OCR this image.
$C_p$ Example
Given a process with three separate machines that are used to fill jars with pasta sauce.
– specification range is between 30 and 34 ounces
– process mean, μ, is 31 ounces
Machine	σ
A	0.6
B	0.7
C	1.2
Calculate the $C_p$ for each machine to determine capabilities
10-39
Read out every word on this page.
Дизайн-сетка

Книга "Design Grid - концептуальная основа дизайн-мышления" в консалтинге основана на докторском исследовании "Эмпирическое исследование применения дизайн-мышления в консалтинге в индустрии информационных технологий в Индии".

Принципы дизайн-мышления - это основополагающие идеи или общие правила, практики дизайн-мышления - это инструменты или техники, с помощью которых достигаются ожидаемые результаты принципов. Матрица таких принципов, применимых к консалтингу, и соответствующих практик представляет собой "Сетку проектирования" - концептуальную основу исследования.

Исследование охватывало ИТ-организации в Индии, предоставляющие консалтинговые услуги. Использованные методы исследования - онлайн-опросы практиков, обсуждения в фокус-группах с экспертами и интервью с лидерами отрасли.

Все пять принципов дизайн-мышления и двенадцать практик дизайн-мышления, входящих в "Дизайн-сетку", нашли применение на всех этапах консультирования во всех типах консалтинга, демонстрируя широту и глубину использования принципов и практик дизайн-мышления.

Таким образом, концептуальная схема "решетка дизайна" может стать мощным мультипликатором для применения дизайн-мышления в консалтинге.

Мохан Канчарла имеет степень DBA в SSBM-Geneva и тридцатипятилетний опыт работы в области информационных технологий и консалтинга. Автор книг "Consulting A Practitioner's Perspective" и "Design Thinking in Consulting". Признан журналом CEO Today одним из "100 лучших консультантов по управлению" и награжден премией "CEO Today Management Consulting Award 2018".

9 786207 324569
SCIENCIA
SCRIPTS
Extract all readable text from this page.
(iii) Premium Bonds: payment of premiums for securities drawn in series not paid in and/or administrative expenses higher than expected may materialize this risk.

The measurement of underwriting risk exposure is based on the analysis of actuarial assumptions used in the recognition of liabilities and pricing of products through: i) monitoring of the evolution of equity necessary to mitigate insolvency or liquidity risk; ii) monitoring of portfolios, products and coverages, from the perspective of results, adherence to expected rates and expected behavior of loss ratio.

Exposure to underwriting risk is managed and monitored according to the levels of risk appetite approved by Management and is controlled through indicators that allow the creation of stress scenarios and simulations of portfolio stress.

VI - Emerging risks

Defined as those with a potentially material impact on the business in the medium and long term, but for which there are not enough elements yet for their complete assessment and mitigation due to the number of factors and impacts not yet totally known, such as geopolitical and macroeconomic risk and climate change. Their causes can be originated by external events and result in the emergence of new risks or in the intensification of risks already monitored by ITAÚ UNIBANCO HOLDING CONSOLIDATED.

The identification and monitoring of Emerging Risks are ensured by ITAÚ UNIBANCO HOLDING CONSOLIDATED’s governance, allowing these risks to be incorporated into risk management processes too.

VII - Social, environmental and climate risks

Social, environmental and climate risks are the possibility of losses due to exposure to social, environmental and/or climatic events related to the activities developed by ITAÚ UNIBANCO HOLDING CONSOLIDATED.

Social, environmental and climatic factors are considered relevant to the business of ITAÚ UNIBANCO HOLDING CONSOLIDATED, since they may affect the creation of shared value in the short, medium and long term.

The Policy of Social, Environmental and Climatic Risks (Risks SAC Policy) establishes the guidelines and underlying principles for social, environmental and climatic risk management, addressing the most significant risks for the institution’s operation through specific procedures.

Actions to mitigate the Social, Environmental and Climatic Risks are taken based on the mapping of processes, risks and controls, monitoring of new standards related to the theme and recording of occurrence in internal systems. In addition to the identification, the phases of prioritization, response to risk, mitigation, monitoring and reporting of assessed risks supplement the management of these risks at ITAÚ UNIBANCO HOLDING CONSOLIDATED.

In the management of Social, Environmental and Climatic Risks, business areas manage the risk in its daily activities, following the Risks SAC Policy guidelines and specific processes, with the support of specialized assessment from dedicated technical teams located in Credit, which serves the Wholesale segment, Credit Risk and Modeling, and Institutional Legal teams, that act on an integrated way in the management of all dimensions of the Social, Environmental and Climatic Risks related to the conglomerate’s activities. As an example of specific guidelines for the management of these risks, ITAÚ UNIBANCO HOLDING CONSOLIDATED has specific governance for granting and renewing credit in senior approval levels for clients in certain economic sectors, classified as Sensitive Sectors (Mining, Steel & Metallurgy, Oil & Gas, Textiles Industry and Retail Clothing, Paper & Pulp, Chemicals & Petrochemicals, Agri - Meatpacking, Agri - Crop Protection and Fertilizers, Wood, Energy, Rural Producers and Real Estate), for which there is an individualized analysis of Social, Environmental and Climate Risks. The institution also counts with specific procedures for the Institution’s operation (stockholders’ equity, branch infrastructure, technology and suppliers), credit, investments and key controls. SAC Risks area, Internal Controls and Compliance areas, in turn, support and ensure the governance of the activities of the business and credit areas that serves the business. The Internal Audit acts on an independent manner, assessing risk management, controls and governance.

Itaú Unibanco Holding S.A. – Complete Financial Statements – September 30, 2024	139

☆ ☆ ☆ ☆ ☆

▶ [Required task]
Repeat the records above exactly as they appear.

▶ [Response to this task]
OCR this image.
$C_p$ Example
Given a process with three separate machines that are used to fill jars with pasta sauce.
– specification range is between 30 and 34 ounces
– process mean, μ, is 31 ounces
Machine	σ
A	0.6
B	0.7
C	1.2
Calculate the $C_p$ for each machine to determine capabilities
10-39
Read out every word on this page.
Дизайн-сетка

Книга "Design Grid - концептуальная основа дизайн-мышления" в консалтинге основана на докторском исследовании "Эмпирическое исследование применения дизайн-мышления в консалтинге в индустрии информационных технологий в Индии".

Принципы дизайн-мышления - это основополагающие идеи или общие правила, практики дизайн-мышления - это инструменты или техники, с помощью которых достигаются ожидаемые результаты принципов. Матрица таких принципов, применимых к консалтингу, и соответствующих практик представляет собой "Сетку проектирования" - концептуальную основу исследования.

Исследование охватывало ИТ-организации в Индии, предоставляющие консалтинговые услуги. Использованные методы исследования - онлайн-опросы практиков, обсуждения в фокус-группах с экспертами и интервью с лидерами отрасли.

Все пять принципов дизайн-мышления и двенадцать практик дизайн-мышления, входящих в "Дизайн-сетку", нашли применение на всех этапах консультирования во всех типах консалтинга, демонстрируя широту и глубину использования принципов и практик дизайн-мышления.

Таким образом, концептуальная схема "решетка дизайна" может стать мощным мультипликатором для применения дизайн-мышления в консалтинге.

Мохан Канчарла имеет степень DBA в SSBM-Geneva и тридцатипятилетний опыт работы в области информационных технологий и консалтинга. Автор книг "Consulting A Practitioner's Perspective" и "Design Thinking in Consulting". Признан журналом CEO Today одним из "100 лучших консультантов по управлению" и награжден премией "CEO Today Management Consulting Award 2018".

9 786207 324569
SCIENCIA
SCRIPTS
Extract all readable text from this page.
(iii) Premium Bonds: payment of premiums for securities drawn in series not paid in and/or administrative expenses higher than expected may materialize this risk.

The measurement of underwriting risk exposure is based on the analysis of actuarial assumptions used in the recognition of liabilities and pricing of products through: i) monitoring of the evolution of equity necessary to mitigate insolvency or liquidity risk; ii) monitoring of portfolios, products and coverages, from the perspective of results, adherence to expected rates and expected behavior of loss ratio.

Exposure to underwriting risk is managed and monitored according to the levels of risk appetite approved by Management and is controlled through indicators that allow the creation of stress scenarios and simulations of portfolio stress.

VI - Emerging risks

Defined as those with a potentially material impact on the business in the medium and long term, but for which there are not enough elements yet for their complete assessment and mitigation due to the number of factors and impacts not yet totally known, such as geopolitical and macroeconomic risk and climate change. Their causes can be originated by external events and result in the emergence of new risks or in the intensification of risks already monitored by ITAÚ UNIBANCO HOLDING CONSOLIDATED.

The identification and monitoring of Emerging Risks are ensured by ITAÚ UNIBANCO HOLDING CONSOLIDATED’s governance, allowing these risks to be incorporated into risk management processes too.

VII - Social, environmental and climate risks

Social, environmental and climate risks are the possibility of losses due to exposure to social, environmental and/or climatic events related to the activities developed by ITAÚ UNIBANCO HOLDING CONSOLIDATED.

Social, environmental and climatic factors are considered relevant to the business of ITAÚ UNIBANCO HOLDING CONSOLIDATED, since they may affect the creation of shared value in the short, medium and long term.

The Policy of Social, Environmental and Climatic Risks (Risks SAC Policy) establishes the guidelines and underlying principles for social, environmental and climatic risk management, addressing the most significant risks for the institution’s operation through specific procedures.

Actions to mitigate the Social, Environmental and Climatic Risks are taken based on the mapping of processes, risks and controls, monitoring of new standards related to the theme and recording of occurrence in internal systems. In addition to the identification, the phases of prioritization, response to risk, mitigation, monitoring and reporting of assessed risks supplement the management of these risks at ITAÚ UNIBANCO HOLDING CONSOLIDATED.

In the management of Social, Environmental and Climatic Risks, business areas manage the risk in its daily activities, following the Risks SAC Policy guidelines and specific processes, with the support of specialized assessment from dedicated technical teams located in Credit, which serves the Wholesale segment, Credit Risk and Modeling, and Institutional Legal teams, that act on an integrated way in the management of all dimensions of the Social, Environmental and Climatic Risks related to the conglomerate’s activities. As an example of specific guidelines for the management of these risks, ITAÚ UNIBANCO HOLDING CONSOLIDATED has specific governance for granting and renewing credit in senior approval levels for clients in certain economic sectors, classified as Sensitive Sectors (Mining, Steel & Metallurgy, Oil & Gas, Textiles Industry and Retail Clothing, Paper & Pulp, Chemicals & Petrochemicals, Agri - Meatpacking, Agri - Crop Protection and Fertilizers, Wood, Energy, Rural Producers and Real Estate), for which there is an individualized analysis of Social, Environmental and Climate Risks. The institution also counts with specific procedures for the Institution’s operation (stockholders’ equity, branch infrastructure, technology and suppliers), credit, investments and key controls. SAC Risks area, Internal Controls and Compliance areas, in turn, support and ensure the governance of the activities of the business and credit areas that serves the business. The Internal Audit acts on an independent manner, assessing risk management, controls and governance.

Itaú Unibanco Holding S.A. – Complete Financial Statements – September 30, 2024	139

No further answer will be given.